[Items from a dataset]
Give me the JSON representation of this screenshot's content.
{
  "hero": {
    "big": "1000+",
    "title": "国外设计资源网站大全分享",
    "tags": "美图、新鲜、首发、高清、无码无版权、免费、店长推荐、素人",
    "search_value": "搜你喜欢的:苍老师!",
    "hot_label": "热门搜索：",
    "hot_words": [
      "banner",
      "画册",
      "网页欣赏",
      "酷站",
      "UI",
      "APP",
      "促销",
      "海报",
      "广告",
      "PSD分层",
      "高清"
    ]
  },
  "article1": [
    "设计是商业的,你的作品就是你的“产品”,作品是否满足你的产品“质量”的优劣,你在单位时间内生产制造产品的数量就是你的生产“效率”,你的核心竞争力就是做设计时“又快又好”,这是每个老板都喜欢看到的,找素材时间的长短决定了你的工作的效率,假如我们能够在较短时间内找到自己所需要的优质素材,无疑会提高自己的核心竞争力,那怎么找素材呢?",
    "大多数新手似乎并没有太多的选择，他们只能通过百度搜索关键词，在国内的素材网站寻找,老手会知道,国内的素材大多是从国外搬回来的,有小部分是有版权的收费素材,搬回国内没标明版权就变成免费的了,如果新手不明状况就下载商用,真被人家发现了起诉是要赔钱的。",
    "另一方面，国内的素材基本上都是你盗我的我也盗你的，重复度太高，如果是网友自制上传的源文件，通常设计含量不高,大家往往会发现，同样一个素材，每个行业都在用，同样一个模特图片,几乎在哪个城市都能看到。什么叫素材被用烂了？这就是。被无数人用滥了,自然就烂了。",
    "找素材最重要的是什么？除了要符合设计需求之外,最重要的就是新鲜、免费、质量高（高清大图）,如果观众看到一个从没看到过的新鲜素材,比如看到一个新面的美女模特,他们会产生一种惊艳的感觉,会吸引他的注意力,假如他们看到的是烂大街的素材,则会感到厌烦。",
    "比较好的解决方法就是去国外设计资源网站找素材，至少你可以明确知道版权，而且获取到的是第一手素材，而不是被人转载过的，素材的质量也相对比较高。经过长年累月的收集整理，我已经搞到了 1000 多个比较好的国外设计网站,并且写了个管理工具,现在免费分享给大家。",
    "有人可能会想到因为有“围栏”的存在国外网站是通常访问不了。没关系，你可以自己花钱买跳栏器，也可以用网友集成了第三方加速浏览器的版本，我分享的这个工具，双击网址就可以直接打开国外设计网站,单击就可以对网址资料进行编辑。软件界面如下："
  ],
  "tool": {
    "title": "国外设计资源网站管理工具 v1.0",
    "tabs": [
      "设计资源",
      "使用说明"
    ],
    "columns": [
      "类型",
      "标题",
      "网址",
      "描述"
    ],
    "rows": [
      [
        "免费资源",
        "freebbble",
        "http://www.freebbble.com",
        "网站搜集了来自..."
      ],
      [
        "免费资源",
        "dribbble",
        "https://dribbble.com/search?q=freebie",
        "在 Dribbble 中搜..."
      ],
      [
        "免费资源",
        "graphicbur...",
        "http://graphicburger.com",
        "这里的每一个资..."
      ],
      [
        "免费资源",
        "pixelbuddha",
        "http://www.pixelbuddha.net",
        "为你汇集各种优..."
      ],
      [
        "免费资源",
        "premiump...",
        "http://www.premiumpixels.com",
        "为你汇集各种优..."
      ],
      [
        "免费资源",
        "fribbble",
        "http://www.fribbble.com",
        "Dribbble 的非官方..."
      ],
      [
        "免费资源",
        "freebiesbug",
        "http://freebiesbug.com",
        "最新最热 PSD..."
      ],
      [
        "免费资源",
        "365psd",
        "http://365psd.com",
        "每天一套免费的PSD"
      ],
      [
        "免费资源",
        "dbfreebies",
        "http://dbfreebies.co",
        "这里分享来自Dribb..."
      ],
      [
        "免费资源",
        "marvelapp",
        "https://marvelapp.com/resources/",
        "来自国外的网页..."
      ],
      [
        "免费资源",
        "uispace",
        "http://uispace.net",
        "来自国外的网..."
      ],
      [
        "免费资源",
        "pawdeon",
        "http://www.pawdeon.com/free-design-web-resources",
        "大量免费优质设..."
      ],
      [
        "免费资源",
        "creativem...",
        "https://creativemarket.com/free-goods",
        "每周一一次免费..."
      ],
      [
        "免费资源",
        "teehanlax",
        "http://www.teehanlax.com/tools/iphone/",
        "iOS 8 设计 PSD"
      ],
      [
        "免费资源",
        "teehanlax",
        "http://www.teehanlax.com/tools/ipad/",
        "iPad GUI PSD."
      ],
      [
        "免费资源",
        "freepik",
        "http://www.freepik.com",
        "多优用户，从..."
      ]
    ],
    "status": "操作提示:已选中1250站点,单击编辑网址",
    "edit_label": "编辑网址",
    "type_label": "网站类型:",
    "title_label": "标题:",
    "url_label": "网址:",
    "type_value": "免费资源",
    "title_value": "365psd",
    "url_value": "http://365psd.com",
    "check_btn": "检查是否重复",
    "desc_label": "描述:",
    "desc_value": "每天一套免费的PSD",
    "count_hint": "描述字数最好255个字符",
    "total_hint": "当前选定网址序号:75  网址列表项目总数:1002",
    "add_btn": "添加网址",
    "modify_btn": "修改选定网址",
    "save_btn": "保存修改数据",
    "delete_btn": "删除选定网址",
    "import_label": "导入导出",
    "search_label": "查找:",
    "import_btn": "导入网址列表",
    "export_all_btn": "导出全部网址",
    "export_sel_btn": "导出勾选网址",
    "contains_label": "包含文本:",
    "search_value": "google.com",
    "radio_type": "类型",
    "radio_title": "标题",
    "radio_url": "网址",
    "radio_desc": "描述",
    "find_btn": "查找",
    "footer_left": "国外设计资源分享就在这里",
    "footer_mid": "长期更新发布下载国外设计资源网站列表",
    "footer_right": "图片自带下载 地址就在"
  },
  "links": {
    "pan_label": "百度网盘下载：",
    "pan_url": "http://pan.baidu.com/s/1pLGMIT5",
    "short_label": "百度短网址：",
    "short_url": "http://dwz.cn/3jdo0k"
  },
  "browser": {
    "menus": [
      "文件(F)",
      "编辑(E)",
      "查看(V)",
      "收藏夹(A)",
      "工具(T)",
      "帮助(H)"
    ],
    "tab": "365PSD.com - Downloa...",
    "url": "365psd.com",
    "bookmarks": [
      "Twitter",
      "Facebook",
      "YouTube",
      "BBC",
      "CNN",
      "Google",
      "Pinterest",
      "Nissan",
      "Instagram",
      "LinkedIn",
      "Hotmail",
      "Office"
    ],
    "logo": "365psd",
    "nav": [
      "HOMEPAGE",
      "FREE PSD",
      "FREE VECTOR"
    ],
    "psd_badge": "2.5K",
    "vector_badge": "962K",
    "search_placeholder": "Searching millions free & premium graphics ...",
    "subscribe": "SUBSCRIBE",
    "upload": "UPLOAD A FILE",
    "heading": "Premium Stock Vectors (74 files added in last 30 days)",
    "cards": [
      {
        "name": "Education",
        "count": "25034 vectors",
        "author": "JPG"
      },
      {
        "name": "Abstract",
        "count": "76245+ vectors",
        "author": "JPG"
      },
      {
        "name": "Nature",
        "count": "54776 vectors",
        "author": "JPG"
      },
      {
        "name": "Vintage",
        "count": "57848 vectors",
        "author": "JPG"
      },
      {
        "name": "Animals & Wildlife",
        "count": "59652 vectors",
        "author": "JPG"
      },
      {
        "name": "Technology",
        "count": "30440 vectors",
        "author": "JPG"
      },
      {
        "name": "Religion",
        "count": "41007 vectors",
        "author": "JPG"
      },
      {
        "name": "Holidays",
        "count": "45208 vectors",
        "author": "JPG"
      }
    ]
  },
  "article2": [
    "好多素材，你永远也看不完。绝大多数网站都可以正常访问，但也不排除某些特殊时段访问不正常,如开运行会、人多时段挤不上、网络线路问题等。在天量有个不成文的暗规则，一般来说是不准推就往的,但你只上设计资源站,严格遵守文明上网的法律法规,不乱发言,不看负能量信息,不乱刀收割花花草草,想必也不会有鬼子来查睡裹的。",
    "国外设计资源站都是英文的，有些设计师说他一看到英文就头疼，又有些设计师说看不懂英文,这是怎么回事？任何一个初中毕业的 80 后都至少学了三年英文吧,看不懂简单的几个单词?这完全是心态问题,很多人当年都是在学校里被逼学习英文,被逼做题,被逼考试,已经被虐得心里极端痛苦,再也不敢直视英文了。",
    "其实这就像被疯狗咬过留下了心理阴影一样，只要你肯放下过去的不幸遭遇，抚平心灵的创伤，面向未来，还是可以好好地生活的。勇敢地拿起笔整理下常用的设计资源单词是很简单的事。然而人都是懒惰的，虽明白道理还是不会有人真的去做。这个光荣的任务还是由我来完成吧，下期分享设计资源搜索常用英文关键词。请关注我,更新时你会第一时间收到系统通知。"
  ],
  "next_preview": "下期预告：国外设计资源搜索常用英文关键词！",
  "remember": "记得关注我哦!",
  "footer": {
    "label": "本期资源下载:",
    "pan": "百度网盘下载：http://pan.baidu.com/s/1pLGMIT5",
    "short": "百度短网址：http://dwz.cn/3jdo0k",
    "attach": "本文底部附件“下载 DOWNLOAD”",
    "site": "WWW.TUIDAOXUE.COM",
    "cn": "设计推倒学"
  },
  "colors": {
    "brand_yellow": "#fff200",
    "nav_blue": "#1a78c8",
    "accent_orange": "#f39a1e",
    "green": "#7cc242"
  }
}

**Task goal**:
Select all lines in the listing above where the word "marvelapp" appears, and show them.

**Solution to this exercise**:
        "marvelapp",
        "https://marvelapp.com/resources/",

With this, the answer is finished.